Written task: Pictures appear in the records below; write out everything else exactly.

Records supplied:
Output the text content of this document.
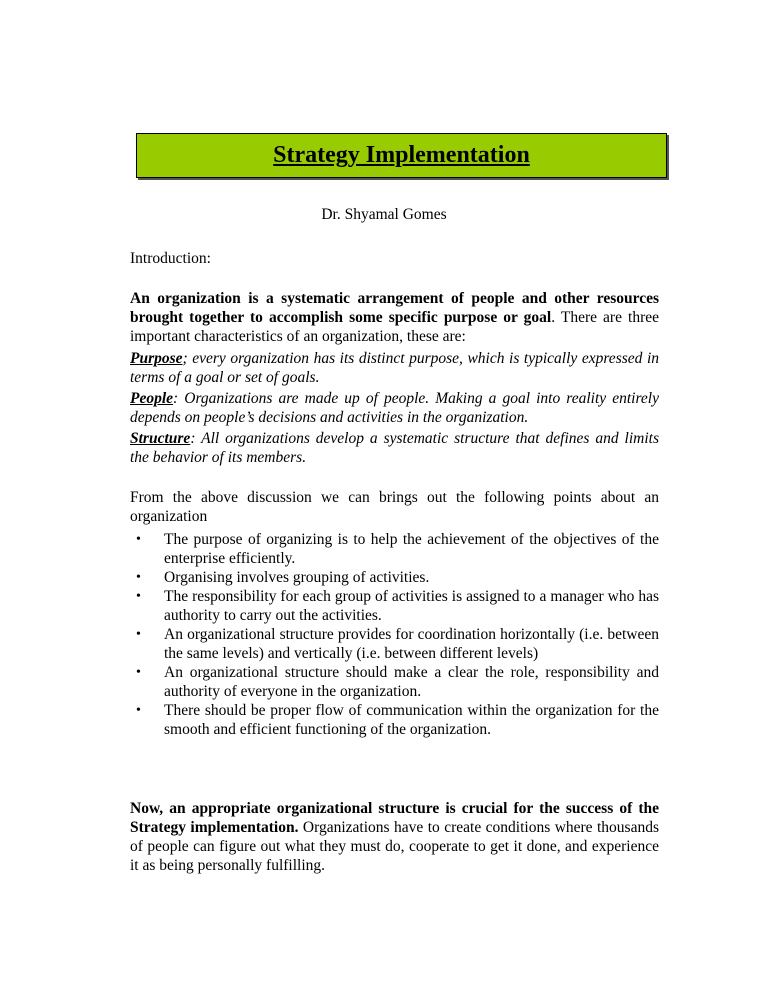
Strategy Implementation
Dr. Shyamal Gomes
Introduction:

An organization is a systematic arrangement of people and other resources brought together to accomplish some specific purpose or goal. There are three important characteristics of an organization, these are:

Purpose; every organization has its distinct purpose, which is typically expressed in terms of a goal or set of goals.

People: Organizations are made up of people. Making a goal into reality entirely depends on people’s decisions and activities in the organization.

Structure: All organizations develop a systematic structure that defines and limits the behavior of its members.

From the above discussion we can brings out the following points about an organization

• The purpose of organizing is to help the achievement of the objectives of the enterprise efficiently.
• Organising involves grouping of activities.
• The responsibility for each group of activities is assigned to a manager who has authority to carry out the activities.
• An organizational structure provides for coordination horizontally (i.e. between the same levels) and vertically (i.e. between different levels)
• An organizational structure should make a clear the role, responsibility and authority of everyone in the organization.
• There should be proper flow of communication within the organization for the smooth and efficient functioning of the organization.

Now, an appropriate organizational structure is crucial for the success of the Strategy implementation. Organizations have to create conditions where thousands of people can figure out what they must do, cooperate to get it done, and experience it as being personally fulfilling.
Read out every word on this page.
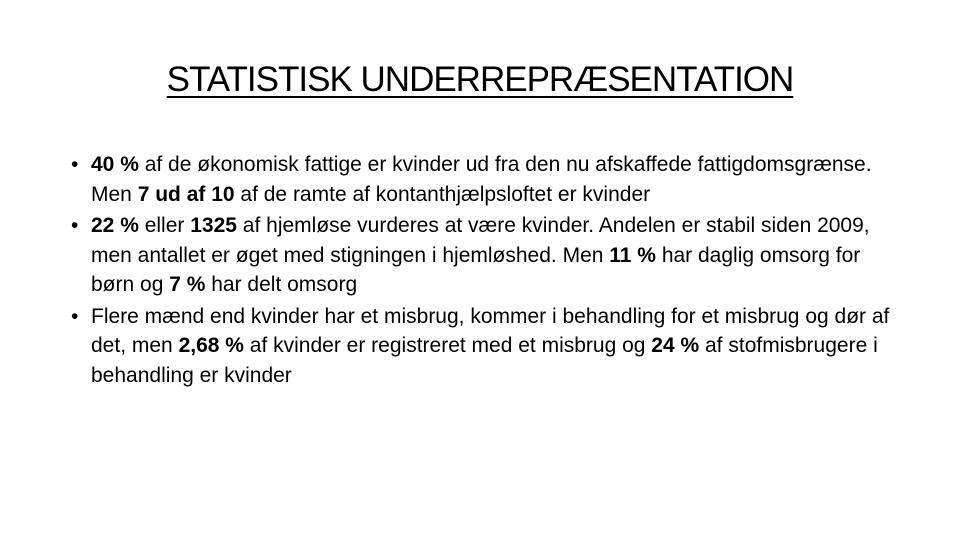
STATISTISK UNDERREPRÆSENTATION
• 40 % af de økonomisk fattige er kvinder ud fra den nu afskaffede fattigdomsgrænse. Men 7 ud af 10 af de ramte af kontanthjælpsloftet er kvinder
• 22 % eller 1325 af hjemløse vurderes at være kvinder. Andelen er stabil siden 2009, men antallet er øget med stigningen i hjemløshed. Men 11 % har daglig omsorg for børn og 7 % har delt omsorg
• Flere mænd end kvinder har et misbrug, kommer i behandling for et misbrug og dør af det, men 2,68 % af kvinder er registreret med et misbrug og 24 % af stofmisbrugere i behandling er kvinder
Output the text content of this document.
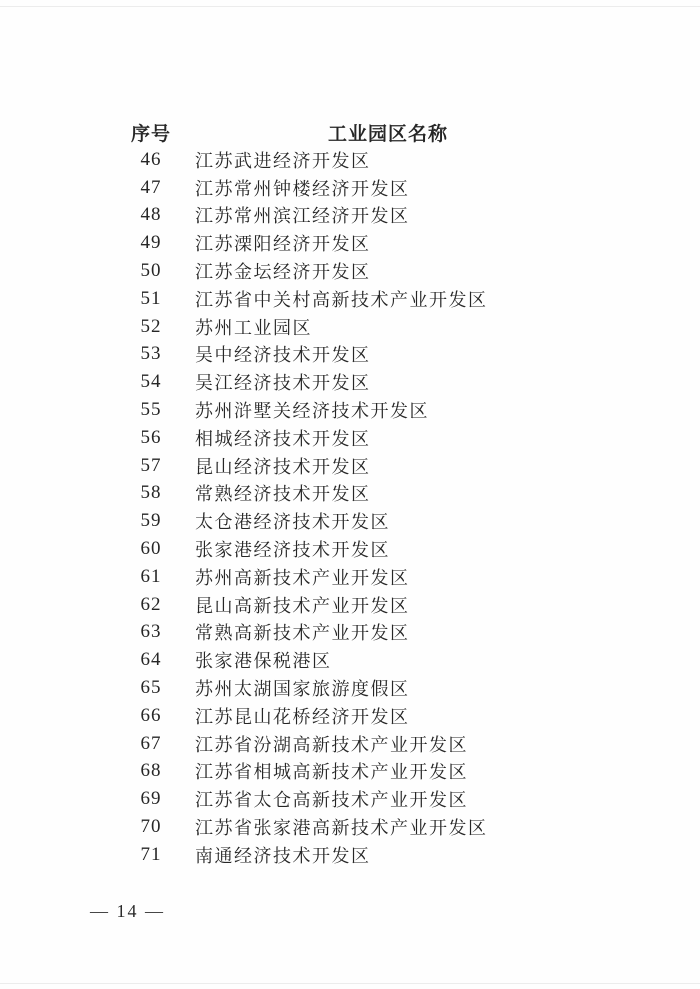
序号	工业园区名称
46	江苏武进经济开发区
47	江苏常州钟楼经济开发区
48	江苏常州滨江经济开发区
49	江苏溧阳经济开发区
50	江苏金坛经济开发区
51	江苏省中关村高新技术产业开发区
52	苏州工业园区
53	吴中经济技术开发区
54	吴江经济技术开发区
55	苏州浒墅关经济技术开发区
56	相城经济技术开发区
57	昆山经济技术开发区
58	常熟经济技术开发区
59	太仓港经济技术开发区
60	张家港经济技术开发区
61	苏州高新技术产业开发区
62	昆山高新技术产业开发区
63	常熟高新技术产业开发区
64	张家港保税港区
65	苏州太湖国家旅游度假区
66	江苏昆山花桥经济开发区
67	江苏省汾湖高新技术产业开发区
68	江苏省相城高新技术产业开发区
69	江苏省太仓高新技术产业开发区
70	江苏省张家港高新技术产业开发区
71	南通经济技术开发区
— 14 —
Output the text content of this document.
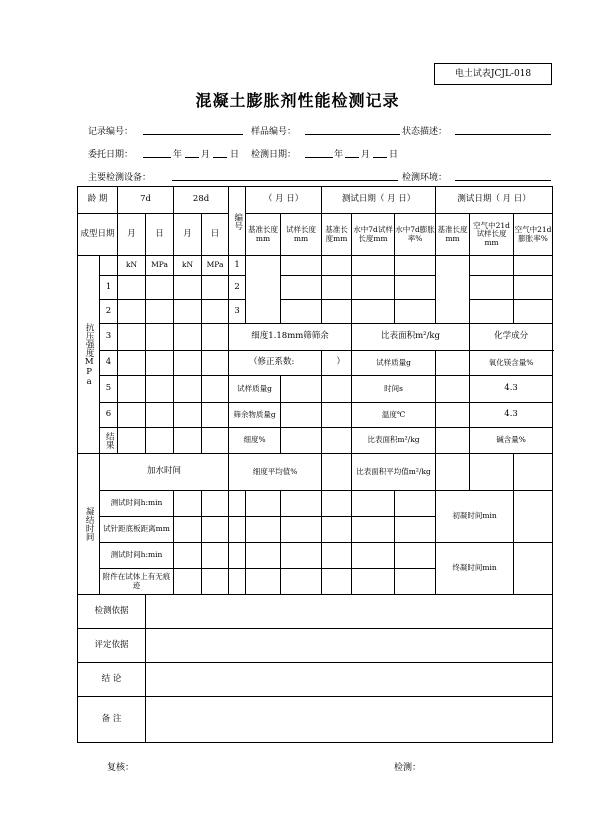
电土试表JCJL-018
混凝土膨胀剂性能检测记录
记录编号：	样品编号：	状态描述：
委托日期：	年 月 日 检测日期：	年 月 日
主要检测设备：	检测环境：
龄 期		7d		28d		编号	（ 月 日）		测试日期（ 月 日）			测试日期（ 月 日）			
成型日期		月	日	月	日		基准长度mm	试样长度mm	基准长度mm	水中7d试样长度mm	水中7d膨胀率%	基准长度mm	空气中21d试样长度mm	空气中21d膨胀率%	
抗压强度MPa		kN	MPa	kN	MPa	1									
	1					2									
	2					3									
	3					细度1.18mm筛筛余				比表面积m²/kg			化学成分		
	4					（修正系数:			）	试样质量g			氧化镁含量%		
	5					试样质量g				时间s			4.3	
	6					筛余物质量g				温度℃			4.3		
	结果					细度%				比表面积m²/kg			碱含量%		
凝结时间	加水时间					细度平均值%				比表面积平均值m²/kg					
	测试时间h:min											初凝时间min			
	试针距底板距离mm														
	测试时间h:min											终凝时间min			
	附件在试体上有无痕迹														
检测依据															
评定依据															
结 论															
备 注															
复核：	检测：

Solution for this exercise:
Output the text content of this document.
Strategy Implementation
Dr. Shyamal Gomes
Introduction:

An organization is a systematic arrangement of people and other resources brought together to accomplish some specific purpose or goal. There are three important characteristics of an organization, these are:

Purpose; every organization has its distinct purpose, which is typically expressed in terms of a goal or set of goals.

People: Organizations are made up of people. Making a goal into reality entirely depends on people’s decisions and activities in the organization.

Structure: All organizations develop a systematic structure that defines and limits the behavior of its members.

From the above discussion we can brings out the following points about an organization

• The purpose of organizing is to help the achievement of the objectives of the enterprise efficiently.
• Organising involves grouping of activities.
• The responsibility for each group of activities is assigned to a manager who has authority to carry out the activities.
• An organizational structure provides for coordination horizontally (i.e. between the same levels) and vertically (i.e. between different levels)
• An organizational structure should make a clear the role, responsibility and authority of everyone in the organization.
• There should be proper flow of communication within the organization for the smooth and efficient functioning of the organization.

Now, an appropriate organizational structure is crucial for the success of the Strategy implementation. Organizations have to create conditions where thousands of people can figure out what they must do, cooperate to get it done, and experience it as being personally fulfilling.
Read out every word on this page.
STATISTISK UNDERREPRÆSENTATION
• 40 % af de økonomisk fattige er kvinder ud fra den nu afskaffede fattigdomsgrænse. Men 7 ud af 10 af de ramte af kontanthjælpsloftet er kvinder
• 22 % eller 1325 af hjemløse vurderes at være kvinder. Andelen er stabil siden 2009, men antallet er øget med stigningen i hjemløshed. Men 11 % har daglig omsorg for børn og 7 % har delt omsorg
• Flere mænd end kvinder har et misbrug, kommer i behandling for et misbrug og dør af det, men 2,68 % af kvinder er registreret med et misbrug og 24 % af stofmisbrugere i behandling er kvinder
Output the text content of this document.
序号	工业园区名称
46	江苏武进经济开发区
47	江苏常州钟楼经济开发区
48	江苏常州滨江经济开发区
49	江苏溧阳经济开发区
50	江苏金坛经济开发区
51	江苏省中关村高新技术产业开发区
52	苏州工业园区
53	吴中经济技术开发区
54	吴江经济技术开发区
55	苏州浒墅关经济技术开发区
56	相城经济技术开发区
57	昆山经济技术开发区
58	常熟经济技术开发区
59	太仓港经济技术开发区
60	张家港经济技术开发区
61	苏州高新技术产业开发区
62	昆山高新技术产业开发区
63	常熟高新技术产业开发区
64	张家港保税港区
65	苏州太湖国家旅游度假区
66	江苏昆山花桥经济开发区
67	江苏省汾湖高新技术产业开发区
68	江苏省相城高新技术产业开发区
69	江苏省太仓高新技术产业开发区
70	江苏省张家港高新技术产业开发区
71	南通经济技术开发区
— 14 —
Output the text content of this document.
电土试表JCJL-018
混凝土膨胀剂性能检测记录
记录编号：	样品编号：	状态描述：
委托日期：	年 月 日 检测日期：	年 月 日
主要检测设备：	检测环境：
龄 期		7d		28d		编号	（ 月 日）		测试日期（ 月 日）			测试日期（ 月 日）			
成型日期		月	日	月	日		基准长度mm	试样长度mm	基准长度mm	水中7d试样长度mm	水中7d膨胀率%	基准长度mm	空气中21d试样长度mm	空气中21d膨胀率%	
抗压强度MPa		kN	MPa	kN	MPa	1									
	1					2									
	2					3									
	3					细度1.18mm筛筛余				比表面积m²/kg			化学成分		
	4					（修正系数:			）	试样质量g			氧化镁含量%		
	5					试样质量g				时间s			4.3	
	6					筛余物质量g				温度℃			4.3		
	结果					细度%				比表面积m²/kg			碱含量%		
凝结时间	加水时间					细度平均值%				比表面积平均值m²/kg					
	测试时间h:min											初凝时间min			
	试针距底板距离mm														
	测试时间h:min											终凝时间min			
	附件在试体上有无痕迹														
检测依据															
评定依据															
结 论															
备 注															
复核：	检测：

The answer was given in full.